- _Problem requirements_
Report how many lines contain the word "deputati"; answer with the number only.
** start **
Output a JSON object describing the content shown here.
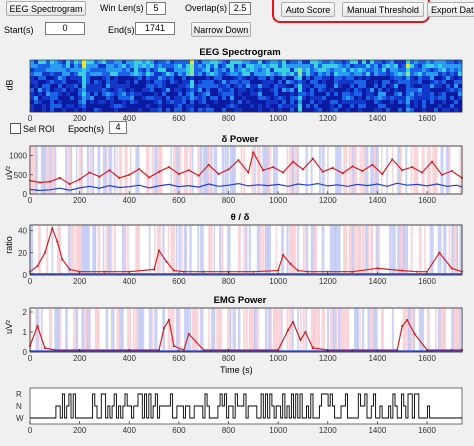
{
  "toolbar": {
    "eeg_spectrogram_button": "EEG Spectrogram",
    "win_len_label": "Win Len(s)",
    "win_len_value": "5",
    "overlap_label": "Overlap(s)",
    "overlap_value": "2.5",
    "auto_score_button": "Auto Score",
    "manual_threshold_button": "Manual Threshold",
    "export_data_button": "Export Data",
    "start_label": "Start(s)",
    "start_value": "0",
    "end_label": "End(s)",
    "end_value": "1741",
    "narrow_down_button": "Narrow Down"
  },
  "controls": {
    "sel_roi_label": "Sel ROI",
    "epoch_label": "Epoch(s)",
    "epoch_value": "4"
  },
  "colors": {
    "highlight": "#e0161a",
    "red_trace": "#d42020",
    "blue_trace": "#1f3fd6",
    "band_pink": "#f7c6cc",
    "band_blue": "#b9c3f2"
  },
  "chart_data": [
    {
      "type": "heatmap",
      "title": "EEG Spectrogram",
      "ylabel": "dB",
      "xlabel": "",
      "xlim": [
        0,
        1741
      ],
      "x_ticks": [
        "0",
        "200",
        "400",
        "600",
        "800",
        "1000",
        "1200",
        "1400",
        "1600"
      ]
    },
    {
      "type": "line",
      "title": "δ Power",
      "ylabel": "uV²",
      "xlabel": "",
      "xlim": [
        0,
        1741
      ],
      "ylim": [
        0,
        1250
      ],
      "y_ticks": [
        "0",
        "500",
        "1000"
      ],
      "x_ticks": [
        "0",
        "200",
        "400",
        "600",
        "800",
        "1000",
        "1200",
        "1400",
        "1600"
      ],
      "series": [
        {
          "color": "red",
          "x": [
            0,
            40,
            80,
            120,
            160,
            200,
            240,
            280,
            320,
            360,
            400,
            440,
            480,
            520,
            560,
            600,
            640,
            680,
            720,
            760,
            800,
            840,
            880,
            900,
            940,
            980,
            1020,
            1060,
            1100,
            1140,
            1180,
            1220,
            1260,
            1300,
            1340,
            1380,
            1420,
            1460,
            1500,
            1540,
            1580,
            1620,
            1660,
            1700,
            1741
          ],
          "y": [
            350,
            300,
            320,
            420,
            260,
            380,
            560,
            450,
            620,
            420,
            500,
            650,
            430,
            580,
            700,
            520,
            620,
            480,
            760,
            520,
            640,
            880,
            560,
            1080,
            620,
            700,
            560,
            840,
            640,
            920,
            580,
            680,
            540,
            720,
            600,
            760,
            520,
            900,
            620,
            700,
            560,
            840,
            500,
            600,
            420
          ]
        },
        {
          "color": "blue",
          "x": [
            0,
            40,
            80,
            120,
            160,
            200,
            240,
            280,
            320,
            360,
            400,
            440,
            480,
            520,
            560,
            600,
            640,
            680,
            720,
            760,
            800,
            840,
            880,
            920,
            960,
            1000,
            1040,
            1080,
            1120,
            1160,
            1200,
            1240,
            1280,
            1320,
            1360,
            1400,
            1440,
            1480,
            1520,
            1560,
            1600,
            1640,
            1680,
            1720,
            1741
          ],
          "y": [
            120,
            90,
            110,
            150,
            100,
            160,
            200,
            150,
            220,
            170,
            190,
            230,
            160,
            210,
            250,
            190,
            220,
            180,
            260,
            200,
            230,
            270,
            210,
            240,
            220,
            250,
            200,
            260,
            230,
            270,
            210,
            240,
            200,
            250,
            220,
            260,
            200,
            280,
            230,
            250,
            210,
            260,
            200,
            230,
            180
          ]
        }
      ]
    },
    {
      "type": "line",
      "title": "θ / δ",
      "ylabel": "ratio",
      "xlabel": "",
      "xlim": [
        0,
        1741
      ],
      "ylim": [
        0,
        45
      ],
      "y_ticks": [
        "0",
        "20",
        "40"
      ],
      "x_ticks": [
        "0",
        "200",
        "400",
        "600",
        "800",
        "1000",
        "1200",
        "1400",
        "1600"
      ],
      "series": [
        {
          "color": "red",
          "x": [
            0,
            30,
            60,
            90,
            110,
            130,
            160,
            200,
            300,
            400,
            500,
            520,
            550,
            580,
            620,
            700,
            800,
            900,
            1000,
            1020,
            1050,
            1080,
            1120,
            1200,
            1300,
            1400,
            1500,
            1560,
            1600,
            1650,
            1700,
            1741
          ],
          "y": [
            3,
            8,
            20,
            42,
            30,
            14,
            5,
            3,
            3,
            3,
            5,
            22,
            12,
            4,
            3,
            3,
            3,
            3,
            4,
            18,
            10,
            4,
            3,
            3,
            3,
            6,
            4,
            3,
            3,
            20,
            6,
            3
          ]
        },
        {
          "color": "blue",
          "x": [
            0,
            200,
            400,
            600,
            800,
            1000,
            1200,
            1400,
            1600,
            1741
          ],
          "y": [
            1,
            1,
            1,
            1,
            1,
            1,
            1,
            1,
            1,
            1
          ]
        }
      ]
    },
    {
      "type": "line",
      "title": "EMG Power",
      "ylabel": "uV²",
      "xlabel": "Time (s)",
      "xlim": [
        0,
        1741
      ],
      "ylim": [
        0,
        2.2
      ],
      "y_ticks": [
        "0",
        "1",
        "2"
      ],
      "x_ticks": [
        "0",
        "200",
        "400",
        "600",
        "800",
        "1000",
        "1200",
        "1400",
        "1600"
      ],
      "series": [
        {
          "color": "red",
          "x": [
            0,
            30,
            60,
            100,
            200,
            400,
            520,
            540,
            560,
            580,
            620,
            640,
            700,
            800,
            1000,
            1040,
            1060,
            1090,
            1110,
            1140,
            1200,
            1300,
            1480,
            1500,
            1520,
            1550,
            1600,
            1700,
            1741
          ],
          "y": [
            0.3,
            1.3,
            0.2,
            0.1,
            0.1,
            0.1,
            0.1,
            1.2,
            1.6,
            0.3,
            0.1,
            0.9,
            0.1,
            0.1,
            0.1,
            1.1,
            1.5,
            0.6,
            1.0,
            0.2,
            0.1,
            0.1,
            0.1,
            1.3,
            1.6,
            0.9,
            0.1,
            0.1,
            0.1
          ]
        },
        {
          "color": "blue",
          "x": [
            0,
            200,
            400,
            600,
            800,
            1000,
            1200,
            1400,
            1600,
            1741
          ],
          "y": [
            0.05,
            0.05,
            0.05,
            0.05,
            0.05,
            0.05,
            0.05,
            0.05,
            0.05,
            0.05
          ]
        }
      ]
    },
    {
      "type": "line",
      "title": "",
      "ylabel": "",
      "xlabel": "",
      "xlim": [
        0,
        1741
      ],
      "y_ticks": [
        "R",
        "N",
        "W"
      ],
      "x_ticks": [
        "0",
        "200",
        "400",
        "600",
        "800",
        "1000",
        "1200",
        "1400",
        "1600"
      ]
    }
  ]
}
** end **
** start **
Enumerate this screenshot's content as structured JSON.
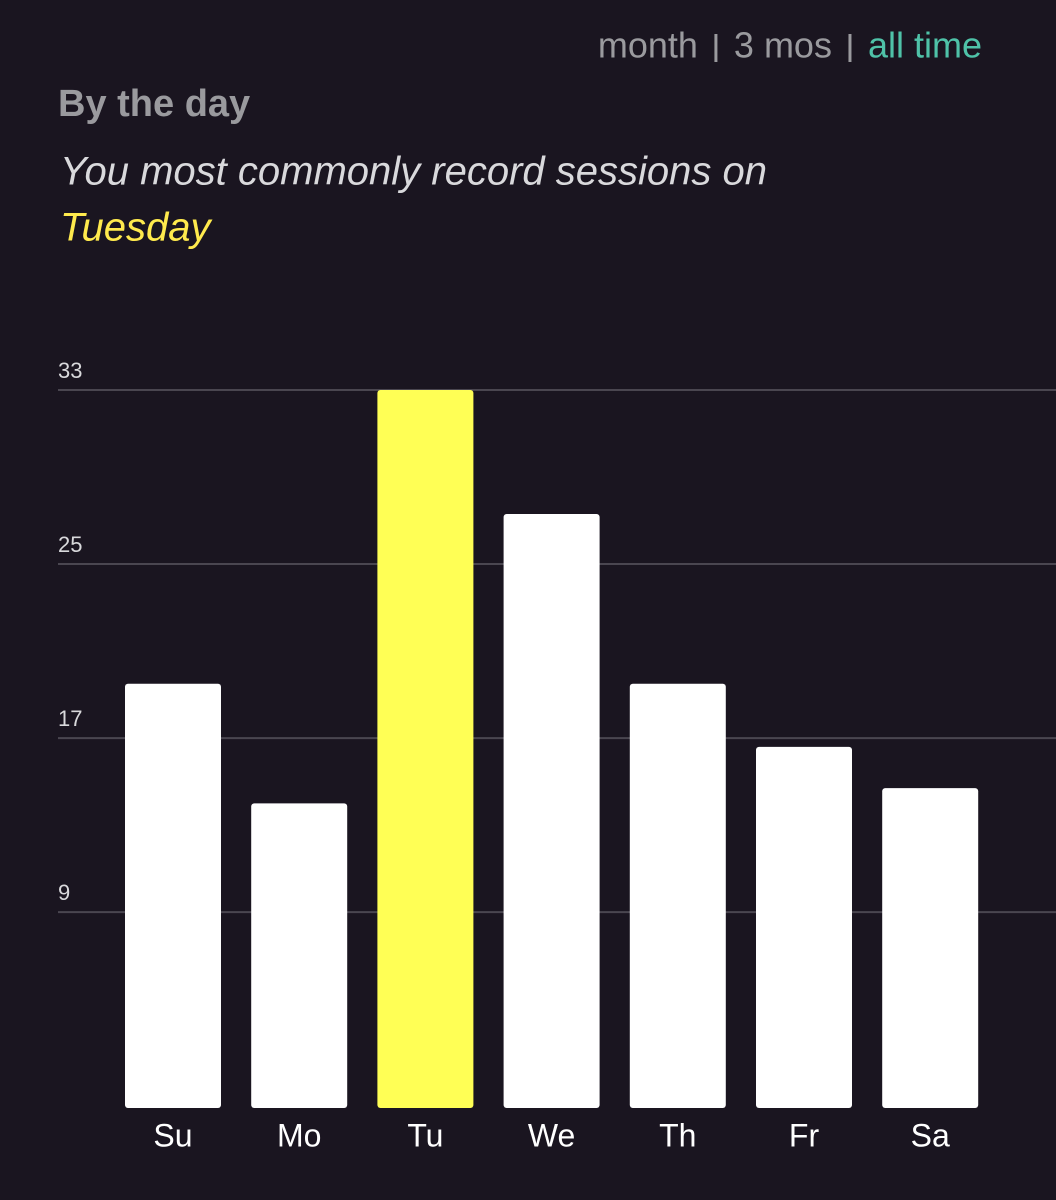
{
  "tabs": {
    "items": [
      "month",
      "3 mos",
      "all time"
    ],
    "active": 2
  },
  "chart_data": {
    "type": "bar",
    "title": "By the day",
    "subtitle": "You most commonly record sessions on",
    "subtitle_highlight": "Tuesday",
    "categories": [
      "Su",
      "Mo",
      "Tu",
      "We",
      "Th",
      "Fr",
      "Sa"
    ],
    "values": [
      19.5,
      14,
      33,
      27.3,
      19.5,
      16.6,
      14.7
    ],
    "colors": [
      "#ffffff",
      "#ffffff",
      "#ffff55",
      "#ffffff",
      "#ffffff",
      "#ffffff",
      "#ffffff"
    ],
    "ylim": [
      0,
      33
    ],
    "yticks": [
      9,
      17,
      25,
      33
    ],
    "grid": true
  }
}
** end **
** start **
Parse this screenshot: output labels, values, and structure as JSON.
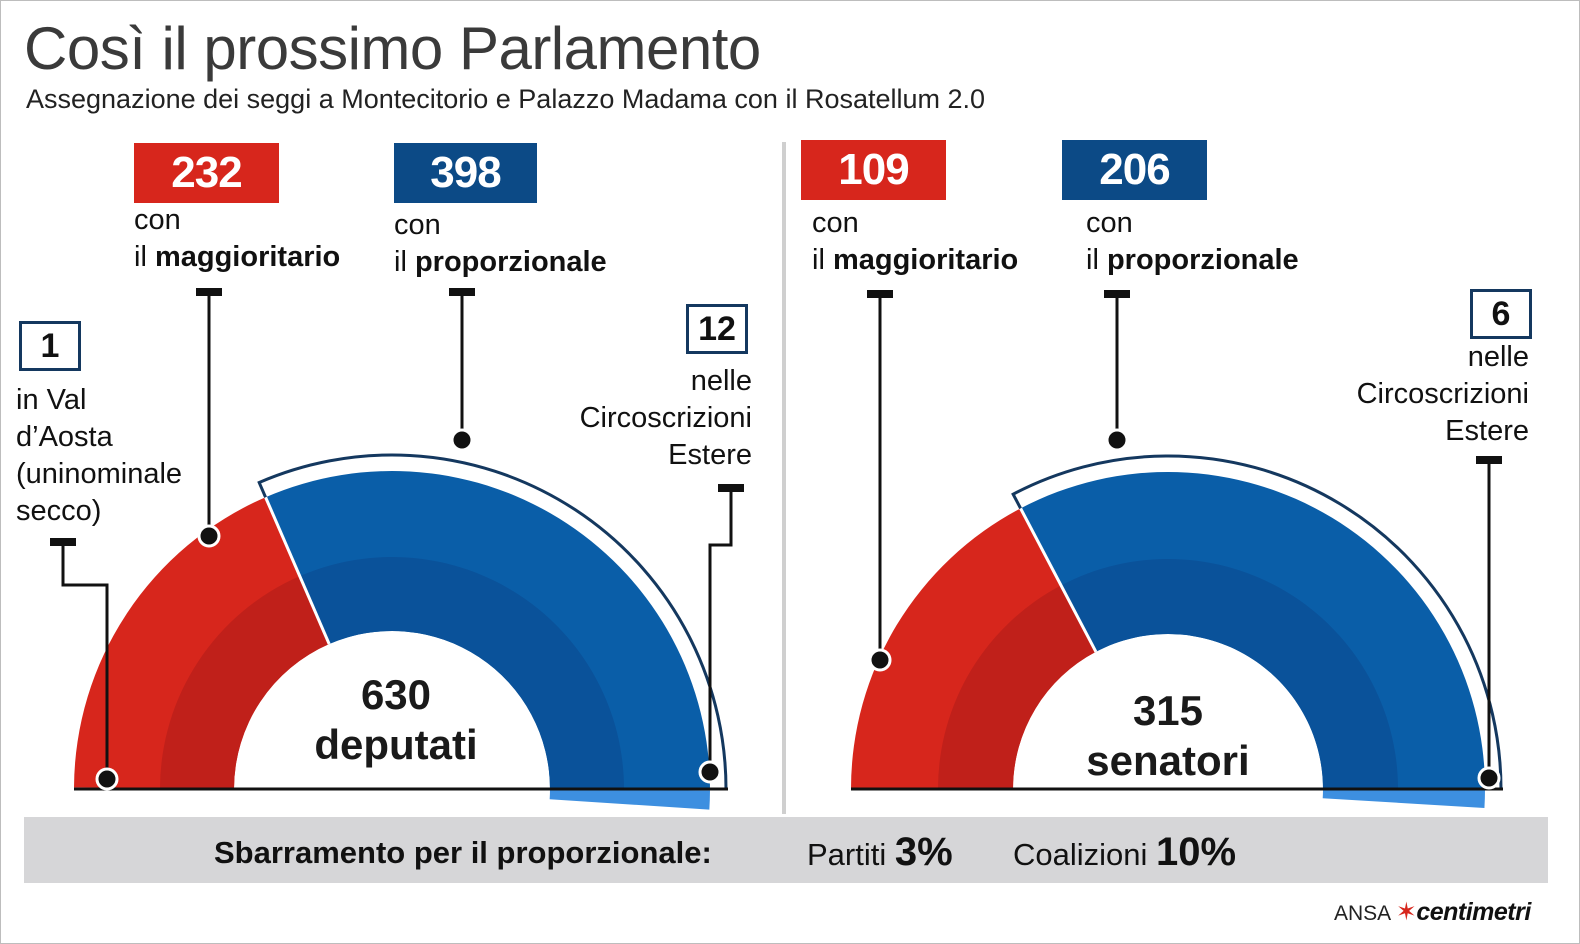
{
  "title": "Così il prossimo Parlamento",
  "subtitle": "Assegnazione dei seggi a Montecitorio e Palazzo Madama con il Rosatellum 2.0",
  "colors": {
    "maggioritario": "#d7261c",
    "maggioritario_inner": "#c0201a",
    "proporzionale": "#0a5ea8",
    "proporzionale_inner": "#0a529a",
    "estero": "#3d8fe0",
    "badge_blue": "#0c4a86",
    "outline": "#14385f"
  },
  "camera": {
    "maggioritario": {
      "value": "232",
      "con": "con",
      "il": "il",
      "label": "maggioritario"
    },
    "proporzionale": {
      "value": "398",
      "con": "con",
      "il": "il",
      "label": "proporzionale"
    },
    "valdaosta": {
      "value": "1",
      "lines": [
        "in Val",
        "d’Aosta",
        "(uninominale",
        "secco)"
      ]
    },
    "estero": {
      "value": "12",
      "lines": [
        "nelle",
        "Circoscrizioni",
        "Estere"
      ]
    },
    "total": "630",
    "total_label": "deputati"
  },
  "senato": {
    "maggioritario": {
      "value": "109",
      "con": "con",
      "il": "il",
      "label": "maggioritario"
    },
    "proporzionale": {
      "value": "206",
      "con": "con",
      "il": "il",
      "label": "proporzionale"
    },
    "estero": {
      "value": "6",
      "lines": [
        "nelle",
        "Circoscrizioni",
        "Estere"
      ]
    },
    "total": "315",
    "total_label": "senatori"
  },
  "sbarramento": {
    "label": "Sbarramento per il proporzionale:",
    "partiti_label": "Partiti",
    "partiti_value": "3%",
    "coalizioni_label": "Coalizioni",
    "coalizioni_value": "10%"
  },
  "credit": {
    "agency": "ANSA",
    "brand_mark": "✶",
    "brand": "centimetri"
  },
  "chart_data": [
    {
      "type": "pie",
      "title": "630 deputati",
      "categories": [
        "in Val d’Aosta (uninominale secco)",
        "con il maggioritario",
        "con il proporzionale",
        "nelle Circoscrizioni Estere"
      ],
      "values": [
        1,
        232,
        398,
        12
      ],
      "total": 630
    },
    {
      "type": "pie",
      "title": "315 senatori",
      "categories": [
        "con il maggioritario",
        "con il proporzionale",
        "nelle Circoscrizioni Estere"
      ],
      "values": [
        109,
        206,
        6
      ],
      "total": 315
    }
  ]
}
** end **
- _Answer to this task_
2